Start
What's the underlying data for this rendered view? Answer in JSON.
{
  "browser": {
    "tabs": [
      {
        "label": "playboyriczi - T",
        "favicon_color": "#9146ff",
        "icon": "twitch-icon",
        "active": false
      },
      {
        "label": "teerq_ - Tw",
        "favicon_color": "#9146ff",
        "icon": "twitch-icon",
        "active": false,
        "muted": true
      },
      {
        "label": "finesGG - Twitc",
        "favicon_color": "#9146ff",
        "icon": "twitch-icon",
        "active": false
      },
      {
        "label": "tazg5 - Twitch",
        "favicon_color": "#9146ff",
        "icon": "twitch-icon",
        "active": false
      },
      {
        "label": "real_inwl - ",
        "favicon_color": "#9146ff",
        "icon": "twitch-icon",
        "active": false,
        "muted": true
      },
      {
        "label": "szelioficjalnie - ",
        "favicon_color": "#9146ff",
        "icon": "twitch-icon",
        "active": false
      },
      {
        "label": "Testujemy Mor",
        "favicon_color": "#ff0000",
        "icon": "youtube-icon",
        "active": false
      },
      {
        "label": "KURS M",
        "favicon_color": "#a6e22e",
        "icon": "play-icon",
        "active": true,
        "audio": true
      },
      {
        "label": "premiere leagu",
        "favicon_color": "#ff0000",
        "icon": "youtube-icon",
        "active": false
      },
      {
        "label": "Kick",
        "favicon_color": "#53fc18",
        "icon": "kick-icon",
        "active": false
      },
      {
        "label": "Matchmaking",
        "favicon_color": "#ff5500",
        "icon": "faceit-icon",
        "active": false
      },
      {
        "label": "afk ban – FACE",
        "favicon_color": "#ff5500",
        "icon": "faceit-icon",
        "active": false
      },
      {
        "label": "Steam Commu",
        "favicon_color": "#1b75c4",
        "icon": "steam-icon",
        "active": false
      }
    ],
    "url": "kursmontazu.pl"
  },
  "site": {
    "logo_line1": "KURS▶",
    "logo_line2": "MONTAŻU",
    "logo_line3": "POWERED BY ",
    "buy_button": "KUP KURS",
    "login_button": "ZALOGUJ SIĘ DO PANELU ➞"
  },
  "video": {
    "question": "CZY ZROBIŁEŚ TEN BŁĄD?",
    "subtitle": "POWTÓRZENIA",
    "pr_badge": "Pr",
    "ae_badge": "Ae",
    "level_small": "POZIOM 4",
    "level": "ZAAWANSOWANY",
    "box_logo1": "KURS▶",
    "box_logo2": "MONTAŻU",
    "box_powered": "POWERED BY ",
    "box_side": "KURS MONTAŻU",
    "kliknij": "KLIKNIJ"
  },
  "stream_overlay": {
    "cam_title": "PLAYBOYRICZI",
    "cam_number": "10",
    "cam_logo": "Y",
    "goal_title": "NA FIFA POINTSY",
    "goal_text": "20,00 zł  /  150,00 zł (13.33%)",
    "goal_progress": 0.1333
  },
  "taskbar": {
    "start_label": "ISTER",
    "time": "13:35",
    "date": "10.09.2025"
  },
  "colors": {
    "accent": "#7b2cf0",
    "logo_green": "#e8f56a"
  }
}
End
Start
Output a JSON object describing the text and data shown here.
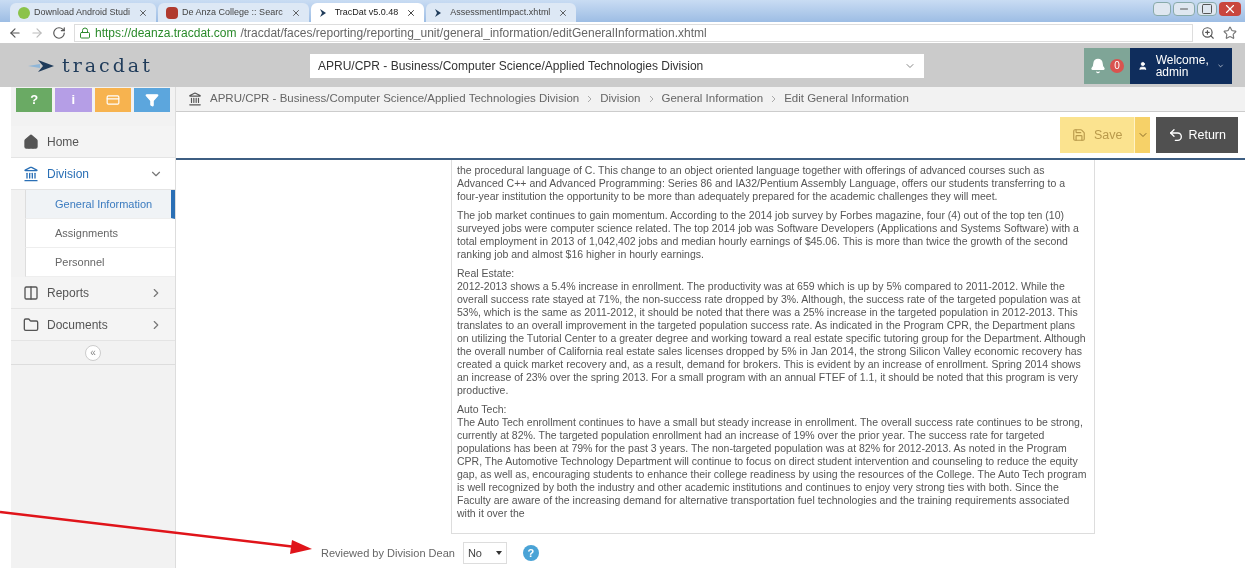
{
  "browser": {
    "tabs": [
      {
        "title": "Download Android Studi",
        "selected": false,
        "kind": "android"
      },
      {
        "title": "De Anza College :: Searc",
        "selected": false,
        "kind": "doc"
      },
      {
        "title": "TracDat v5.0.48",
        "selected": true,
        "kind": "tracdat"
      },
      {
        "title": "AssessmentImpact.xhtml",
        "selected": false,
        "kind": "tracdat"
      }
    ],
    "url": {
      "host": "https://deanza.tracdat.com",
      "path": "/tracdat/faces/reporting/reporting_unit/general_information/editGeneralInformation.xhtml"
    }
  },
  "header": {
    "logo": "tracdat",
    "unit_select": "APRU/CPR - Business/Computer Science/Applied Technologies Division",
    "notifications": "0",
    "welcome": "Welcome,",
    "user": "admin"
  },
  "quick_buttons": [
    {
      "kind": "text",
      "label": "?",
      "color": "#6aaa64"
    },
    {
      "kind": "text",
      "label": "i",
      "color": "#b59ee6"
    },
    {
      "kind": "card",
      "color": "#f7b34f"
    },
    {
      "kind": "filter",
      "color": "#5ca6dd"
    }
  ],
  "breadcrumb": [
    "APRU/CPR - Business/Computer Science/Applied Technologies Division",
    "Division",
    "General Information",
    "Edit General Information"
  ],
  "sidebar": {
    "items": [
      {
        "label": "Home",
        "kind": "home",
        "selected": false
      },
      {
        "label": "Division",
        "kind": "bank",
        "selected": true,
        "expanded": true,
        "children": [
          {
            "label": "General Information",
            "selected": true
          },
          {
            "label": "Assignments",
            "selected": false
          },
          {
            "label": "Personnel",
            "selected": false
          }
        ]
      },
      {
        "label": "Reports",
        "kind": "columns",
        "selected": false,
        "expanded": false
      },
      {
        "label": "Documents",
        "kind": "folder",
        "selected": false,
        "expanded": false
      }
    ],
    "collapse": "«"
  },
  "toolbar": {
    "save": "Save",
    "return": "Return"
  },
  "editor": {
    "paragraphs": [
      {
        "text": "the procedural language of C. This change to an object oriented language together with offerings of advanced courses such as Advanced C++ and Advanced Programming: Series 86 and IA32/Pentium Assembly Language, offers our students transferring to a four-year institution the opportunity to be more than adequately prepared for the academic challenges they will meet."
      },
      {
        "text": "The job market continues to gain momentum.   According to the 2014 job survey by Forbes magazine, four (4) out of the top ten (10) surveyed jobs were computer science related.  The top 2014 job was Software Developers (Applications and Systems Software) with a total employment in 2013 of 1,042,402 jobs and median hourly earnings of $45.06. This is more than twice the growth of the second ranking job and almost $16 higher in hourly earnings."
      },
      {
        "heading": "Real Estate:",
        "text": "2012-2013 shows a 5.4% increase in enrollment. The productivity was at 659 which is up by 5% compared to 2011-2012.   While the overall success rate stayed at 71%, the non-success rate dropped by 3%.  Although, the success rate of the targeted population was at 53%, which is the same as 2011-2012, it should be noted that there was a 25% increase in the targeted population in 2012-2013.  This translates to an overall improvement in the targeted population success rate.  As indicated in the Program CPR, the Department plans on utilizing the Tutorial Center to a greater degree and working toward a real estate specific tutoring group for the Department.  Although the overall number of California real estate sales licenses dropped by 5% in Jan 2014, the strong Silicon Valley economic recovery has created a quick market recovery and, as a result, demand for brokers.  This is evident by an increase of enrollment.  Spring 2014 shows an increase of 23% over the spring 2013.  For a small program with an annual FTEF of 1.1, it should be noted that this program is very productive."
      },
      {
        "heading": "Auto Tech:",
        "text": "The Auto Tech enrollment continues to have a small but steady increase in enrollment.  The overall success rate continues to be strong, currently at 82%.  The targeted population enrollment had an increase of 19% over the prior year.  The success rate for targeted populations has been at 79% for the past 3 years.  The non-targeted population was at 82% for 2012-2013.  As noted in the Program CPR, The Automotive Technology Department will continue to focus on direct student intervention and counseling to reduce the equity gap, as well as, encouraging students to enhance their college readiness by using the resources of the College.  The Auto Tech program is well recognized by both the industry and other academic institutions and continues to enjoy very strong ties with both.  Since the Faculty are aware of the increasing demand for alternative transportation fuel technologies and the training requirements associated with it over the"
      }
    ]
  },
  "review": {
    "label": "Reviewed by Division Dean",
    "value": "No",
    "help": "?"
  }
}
End
_Work to be completed:_
Which lines hold the word "Auto"? Return all of them from the records above.

_Full response:_
        "heading": "Auto Tech:",
        "text": "The Auto Tech enrollment continues to have a small but steady increase in enrollment.  The overall success rate continues to be strong, currently at 82%.  The targeted population enrollment had an increase of 19% over the prior year.  The success rate for targeted populations has been at 79% for the past 3 years.  The non-targeted population was at 82% for 2012-2013.  As noted in the Program CPR, The Automotive Technology Department will continue to focus on direct student intervention and counseling to reduce the equity gap, as well as, encouraging students to enhance their college readiness by using the resources of the College.  The Auto Tech program is well recognized by both the industry and other academic institutions and continues to enjoy very strong ties with both.  Since the Faculty are aware of the increasing demand for alternative transportation fuel technologies and the training requirements associated with it over the"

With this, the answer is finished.